=== WHAT THIS TASK INVOLVES ===
Every line from the line containing "Output the text content of this document." through the final line of the data is to be printed exactly; no other line is to appear.

>> Begin GIVEN RECORDS

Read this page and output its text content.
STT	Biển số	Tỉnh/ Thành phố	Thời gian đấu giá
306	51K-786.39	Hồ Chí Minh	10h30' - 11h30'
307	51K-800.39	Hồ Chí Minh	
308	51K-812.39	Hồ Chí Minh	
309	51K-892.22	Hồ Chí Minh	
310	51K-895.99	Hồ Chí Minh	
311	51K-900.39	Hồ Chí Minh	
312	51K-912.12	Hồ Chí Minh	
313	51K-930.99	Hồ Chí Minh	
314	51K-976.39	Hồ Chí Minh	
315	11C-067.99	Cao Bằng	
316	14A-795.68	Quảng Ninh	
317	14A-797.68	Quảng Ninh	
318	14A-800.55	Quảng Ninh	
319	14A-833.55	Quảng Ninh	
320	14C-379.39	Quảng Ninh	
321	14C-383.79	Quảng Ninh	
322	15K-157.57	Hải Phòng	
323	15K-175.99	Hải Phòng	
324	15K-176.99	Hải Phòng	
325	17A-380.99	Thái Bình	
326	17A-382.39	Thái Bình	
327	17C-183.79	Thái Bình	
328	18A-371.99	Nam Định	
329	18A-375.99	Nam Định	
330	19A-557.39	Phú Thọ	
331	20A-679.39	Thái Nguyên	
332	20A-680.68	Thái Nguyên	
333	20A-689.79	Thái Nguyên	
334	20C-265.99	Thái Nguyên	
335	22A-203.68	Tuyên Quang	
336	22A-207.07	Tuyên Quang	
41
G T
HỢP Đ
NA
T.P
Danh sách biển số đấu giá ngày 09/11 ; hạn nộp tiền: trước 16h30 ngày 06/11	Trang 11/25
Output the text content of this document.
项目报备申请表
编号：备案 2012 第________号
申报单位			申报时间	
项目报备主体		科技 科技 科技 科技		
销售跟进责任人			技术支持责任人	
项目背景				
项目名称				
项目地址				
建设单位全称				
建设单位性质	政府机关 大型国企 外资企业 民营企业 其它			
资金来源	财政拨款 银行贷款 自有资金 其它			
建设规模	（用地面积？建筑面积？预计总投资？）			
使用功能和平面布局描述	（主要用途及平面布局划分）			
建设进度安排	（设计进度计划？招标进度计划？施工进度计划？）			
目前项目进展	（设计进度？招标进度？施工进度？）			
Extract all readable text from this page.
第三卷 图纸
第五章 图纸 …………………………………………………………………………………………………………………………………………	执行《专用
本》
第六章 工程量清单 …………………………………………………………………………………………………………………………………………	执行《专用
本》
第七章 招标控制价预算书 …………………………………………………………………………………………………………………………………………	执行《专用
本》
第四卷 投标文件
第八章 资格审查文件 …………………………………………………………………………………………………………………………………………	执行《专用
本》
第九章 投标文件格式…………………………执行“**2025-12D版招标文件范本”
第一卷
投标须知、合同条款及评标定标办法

>> End GIVEN RECORDS

=== FULL OUTPUT ===
Output the text content of this document.
项目报备申请表
编号：备案 2012 第________号
申报单位			申报时间	
项目报备主体		科技 科技 科技 科技		
销售跟进责任人			技术支持责任人	
项目背景				
项目名称				
项目地址				
建设单位全称				
建设单位性质	政府机关 大型国企 外资企业 民营企业 其它			
资金来源	财政拨款 银行贷款 自有资金 其它			
建设规模	（用地面积？建筑面积？预计总投资？）			
使用功能和平面布局描述	（主要用途及平面布局划分）			
建设进度安排	（设计进度计划？招标进度计划？施工进度计划？）			
目前项目进展	（设计进度？招标进度？施工进度？）			
Extract all readable text from this page.
第三卷 图纸
第五章 图纸 …………………………………………………………………………………………………………………………………………	执行《专用
本》
第六章 工程量清单 …………………………………………………………………………………………………………………………………………	执行《专用
本》
第七章 招标控制价预算书 …………………………………………………………………………………………………………………………………………	执行《专用
本》
第四卷 投标文件
第八章 资格审查文件 …………………………………………………………………………………………………………………………………………	执行《专用
本》
第九章 投标文件格式…………………………执行“**2025-12D版招标文件范本”
第一卷
投标须知、合同条款及评标定标办法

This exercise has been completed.